Start Provided records

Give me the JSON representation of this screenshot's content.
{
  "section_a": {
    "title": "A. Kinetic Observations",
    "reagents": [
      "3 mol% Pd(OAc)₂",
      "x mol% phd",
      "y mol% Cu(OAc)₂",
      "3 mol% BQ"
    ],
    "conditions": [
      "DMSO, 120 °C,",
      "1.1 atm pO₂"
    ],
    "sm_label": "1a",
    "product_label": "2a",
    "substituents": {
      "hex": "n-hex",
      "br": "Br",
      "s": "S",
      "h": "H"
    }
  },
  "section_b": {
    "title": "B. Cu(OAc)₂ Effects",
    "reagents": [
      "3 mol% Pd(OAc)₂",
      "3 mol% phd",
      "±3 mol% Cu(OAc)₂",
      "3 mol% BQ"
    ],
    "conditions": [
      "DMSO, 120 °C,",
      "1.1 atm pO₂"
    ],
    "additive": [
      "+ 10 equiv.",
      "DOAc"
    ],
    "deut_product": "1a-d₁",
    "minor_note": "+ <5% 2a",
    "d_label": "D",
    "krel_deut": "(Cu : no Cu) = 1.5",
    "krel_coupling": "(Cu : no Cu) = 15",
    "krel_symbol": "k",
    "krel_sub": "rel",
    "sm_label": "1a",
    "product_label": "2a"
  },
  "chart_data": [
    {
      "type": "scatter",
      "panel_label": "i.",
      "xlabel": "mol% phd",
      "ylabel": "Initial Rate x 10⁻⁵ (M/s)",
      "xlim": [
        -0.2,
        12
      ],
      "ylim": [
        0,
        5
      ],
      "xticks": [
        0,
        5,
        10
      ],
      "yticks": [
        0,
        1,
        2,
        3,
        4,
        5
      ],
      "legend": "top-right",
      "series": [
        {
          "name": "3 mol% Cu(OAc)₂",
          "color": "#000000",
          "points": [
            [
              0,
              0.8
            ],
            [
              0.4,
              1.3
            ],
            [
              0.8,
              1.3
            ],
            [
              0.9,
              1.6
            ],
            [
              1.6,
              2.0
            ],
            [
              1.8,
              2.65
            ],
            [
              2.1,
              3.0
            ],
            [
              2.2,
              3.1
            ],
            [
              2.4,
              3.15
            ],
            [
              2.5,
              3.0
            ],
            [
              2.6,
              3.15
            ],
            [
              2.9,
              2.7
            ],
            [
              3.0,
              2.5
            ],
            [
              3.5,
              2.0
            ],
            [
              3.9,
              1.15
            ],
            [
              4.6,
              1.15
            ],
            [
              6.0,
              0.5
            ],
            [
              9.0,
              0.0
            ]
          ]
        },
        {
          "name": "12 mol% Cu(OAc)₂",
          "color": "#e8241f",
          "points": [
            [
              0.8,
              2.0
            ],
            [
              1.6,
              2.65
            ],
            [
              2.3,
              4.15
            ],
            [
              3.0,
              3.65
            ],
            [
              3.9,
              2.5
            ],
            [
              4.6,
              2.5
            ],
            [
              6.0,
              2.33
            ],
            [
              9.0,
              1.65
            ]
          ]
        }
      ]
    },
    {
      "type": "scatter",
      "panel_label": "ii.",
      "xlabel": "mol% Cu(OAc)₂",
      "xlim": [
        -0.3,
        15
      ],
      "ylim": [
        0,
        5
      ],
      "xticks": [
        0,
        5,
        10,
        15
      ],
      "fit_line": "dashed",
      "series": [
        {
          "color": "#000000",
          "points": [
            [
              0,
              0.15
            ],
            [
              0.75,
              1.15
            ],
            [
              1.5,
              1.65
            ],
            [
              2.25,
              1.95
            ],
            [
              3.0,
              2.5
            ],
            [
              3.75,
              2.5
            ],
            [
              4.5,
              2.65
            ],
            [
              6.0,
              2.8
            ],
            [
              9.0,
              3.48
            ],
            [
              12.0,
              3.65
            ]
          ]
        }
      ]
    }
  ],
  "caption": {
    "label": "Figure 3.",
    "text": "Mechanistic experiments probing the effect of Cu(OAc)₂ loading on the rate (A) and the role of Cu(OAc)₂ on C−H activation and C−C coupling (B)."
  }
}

End Provided records

### Given problem
Type out the full listing again, exactly as given.

### Written reply
Give me the JSON representation of this screenshot's content.
{
  "section_a": {
    "title": "A. Kinetic Observations",
    "reagents": [
      "3 mol% Pd(OAc)₂",
      "x mol% phd",
      "y mol% Cu(OAc)₂",
      "3 mol% BQ"
    ],
    "conditions": [
      "DMSO, 120 °C,",
      "1.1 atm pO₂"
    ],
    "sm_label": "1a",
    "product_label": "2a",
    "substituents": {
      "hex": "n-hex",
      "br": "Br",
      "s": "S",
      "h": "H"
    }
  },
  "section_b": {
    "title": "B. Cu(OAc)₂ Effects",
    "reagents": [
      "3 mol% Pd(OAc)₂",
      "3 mol% phd",
      "±3 mol% Cu(OAc)₂",
      "3 mol% BQ"
    ],
    "conditions": [
      "DMSO, 120 °C,",
      "1.1 atm pO₂"
    ],
    "additive": [
      "+ 10 equiv.",
      "DOAc"
    ],
    "deut_product": "1a-d₁",
    "minor_note": "+ <5% 2a",
    "d_label": "D",
    "krel_deut": "(Cu : no Cu) = 1.5",
    "krel_coupling": "(Cu : no Cu) = 15",
    "krel_symbol": "k",
    "krel_sub": "rel",
    "sm_label": "1a",
    "product_label": "2a"
  },
  "chart_data": [
    {
      "type": "scatter",
      "panel_label": "i.",
      "xlabel": "mol% phd",
      "ylabel": "Initial Rate x 10⁻⁵ (M/s)",
      "xlim": [
        -0.2,
        12
      ],
      "ylim": [
        0,
        5
      ],
      "xticks": [
        0,
        5,
        10
      ],
      "yticks": [
        0,
        1,
        2,
        3,
        4,
        5
      ],
      "legend": "top-right",
      "series": [
        {
          "name": "3 mol% Cu(OAc)₂",
          "color": "#000000",
          "points": [
            [
              0,
              0.8
            ],
            [
              0.4,
              1.3
            ],
            [
              0.8,
              1.3
            ],
            [
              0.9,
              1.6
            ],
            [
              1.6,
              2.0
            ],
            [
              1.8,
              2.65
            ],
            [
              2.1,
              3.0
            ],
            [
              2.2,
              3.1
            ],
            [
              2.4,
              3.15
            ],
            [
              2.5,
              3.0
            ],
            [
              2.6,
              3.15
            ],
            [
              2.9,
              2.7
            ],
            [
              3.0,
              2.5
            ],
            [
              3.5,
              2.0
            ],
            [
              3.9,
              1.15
            ],
            [
              4.6,
              1.15
            ],
            [
              6.0,
              0.5
            ],
            [
              9.0,
              0.0
            ]
          ]
        },
        {
          "name": "12 mol% Cu(OAc)₂",
          "color": "#e8241f",
          "points": [
            [
              0.8,
              2.0
            ],
            [
              1.6,
              2.65
            ],
            [
              2.3,
              4.15
            ],
            [
              3.0,
              3.65
            ],
            [
              3.9,
              2.5
            ],
            [
              4.6,
              2.5
            ],
            [
              6.0,
              2.33
            ],
            [
              9.0,
              1.65
            ]
          ]
        }
      ]
    },
    {
      "type": "scatter",
      "panel_label": "ii.",
      "xlabel": "mol% Cu(OAc)₂",
      "xlim": [
        -0.3,
        15
      ],
      "ylim": [
        0,
        5
      ],
      "xticks": [
        0,
        5,
        10,
        15
      ],
      "fit_line": "dashed",
      "series": [
        {
          "color": "#000000",
          "points": [
            [
              0,
              0.15
            ],
            [
              0.75,
              1.15
            ],
            [
              1.5,
              1.65
            ],
            [
              2.25,
              1.95
            ],
            [
              3.0,
              2.5
            ],
            [
              3.75,
              2.5
            ],
            [
              4.5,
              2.65
            ],
            [
              6.0,
              2.8
            ],
            [
              9.0,
              3.48
            ],
            [
              12.0,
              3.65
            ]
          ]
        }
      ]
    }
  ],
  "caption": {
    "label": "Figure 3.",
    "text": "Mechanistic experiments probing the effect of Cu(OAc)₂ loading on the rate (A) and the role of Cu(OAc)₂ on C−H activation and C−C coupling (B)."
  }
}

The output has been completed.